Your instructions: Gather every line that includes the word "this", please.

Source material:
-- BEGIN --
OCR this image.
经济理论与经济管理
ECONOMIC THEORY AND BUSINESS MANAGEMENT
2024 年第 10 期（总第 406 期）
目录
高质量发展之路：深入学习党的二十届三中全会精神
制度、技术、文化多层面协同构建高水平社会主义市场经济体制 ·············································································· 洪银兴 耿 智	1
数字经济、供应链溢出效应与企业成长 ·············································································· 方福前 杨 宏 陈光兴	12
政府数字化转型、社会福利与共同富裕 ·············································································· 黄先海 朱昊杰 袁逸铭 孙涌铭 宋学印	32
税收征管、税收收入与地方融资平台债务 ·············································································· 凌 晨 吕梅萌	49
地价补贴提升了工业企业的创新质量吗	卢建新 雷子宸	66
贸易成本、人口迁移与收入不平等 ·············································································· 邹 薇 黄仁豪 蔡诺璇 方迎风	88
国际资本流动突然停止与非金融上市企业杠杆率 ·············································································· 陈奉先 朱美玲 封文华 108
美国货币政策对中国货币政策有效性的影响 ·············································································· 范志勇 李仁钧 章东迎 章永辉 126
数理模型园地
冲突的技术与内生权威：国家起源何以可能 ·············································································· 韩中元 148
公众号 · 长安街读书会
-- END --
-- BEGIN --
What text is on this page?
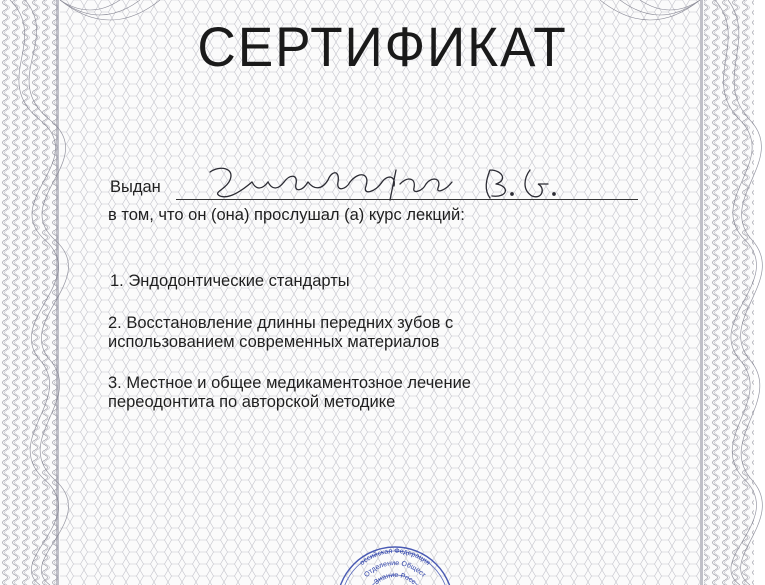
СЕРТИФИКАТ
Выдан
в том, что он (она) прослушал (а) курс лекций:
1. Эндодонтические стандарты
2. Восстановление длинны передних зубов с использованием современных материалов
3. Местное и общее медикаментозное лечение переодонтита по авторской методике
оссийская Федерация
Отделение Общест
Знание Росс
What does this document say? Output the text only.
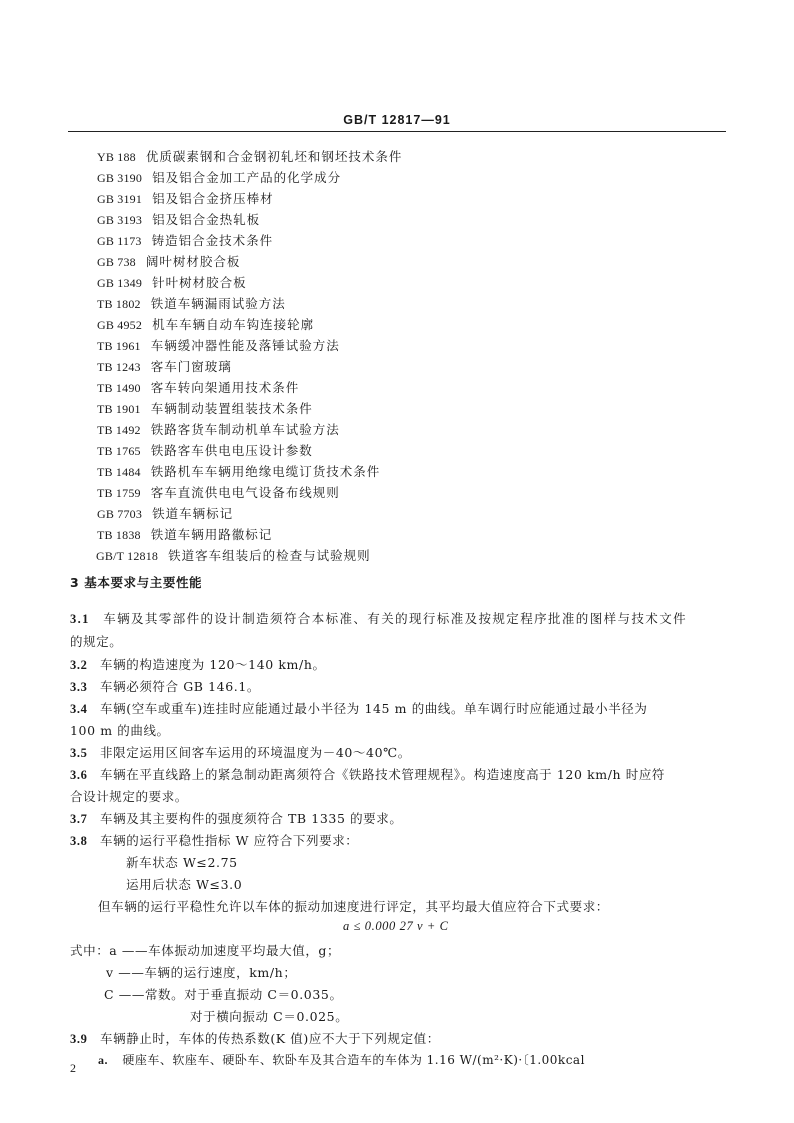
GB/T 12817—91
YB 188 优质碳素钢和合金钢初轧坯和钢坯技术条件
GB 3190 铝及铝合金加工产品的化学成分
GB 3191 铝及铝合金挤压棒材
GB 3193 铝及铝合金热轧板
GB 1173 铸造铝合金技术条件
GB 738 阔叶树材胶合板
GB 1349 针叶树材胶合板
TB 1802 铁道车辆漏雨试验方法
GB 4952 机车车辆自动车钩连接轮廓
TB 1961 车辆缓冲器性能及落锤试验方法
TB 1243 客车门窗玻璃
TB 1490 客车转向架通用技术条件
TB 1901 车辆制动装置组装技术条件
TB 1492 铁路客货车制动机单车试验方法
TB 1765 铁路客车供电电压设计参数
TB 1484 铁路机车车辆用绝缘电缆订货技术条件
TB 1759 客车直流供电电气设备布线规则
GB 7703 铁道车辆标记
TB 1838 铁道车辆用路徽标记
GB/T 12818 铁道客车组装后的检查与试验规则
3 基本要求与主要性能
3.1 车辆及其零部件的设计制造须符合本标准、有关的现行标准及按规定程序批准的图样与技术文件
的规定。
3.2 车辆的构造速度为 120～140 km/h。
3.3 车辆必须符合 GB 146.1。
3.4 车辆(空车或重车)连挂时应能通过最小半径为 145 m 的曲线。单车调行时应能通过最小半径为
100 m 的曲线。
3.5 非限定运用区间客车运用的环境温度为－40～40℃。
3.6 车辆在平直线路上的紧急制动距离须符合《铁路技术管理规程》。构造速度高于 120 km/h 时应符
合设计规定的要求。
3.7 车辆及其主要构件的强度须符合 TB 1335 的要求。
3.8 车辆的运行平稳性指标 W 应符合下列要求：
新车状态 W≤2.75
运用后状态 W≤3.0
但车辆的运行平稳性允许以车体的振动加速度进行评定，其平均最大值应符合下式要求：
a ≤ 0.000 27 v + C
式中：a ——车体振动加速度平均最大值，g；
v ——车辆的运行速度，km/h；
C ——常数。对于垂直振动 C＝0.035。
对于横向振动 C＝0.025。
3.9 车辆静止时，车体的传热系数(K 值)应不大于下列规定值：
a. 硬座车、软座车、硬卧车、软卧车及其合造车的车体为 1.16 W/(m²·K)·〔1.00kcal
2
-- END --
Task solution:
OCR this image.
What text is on this page?
What does this document say? Output the text only.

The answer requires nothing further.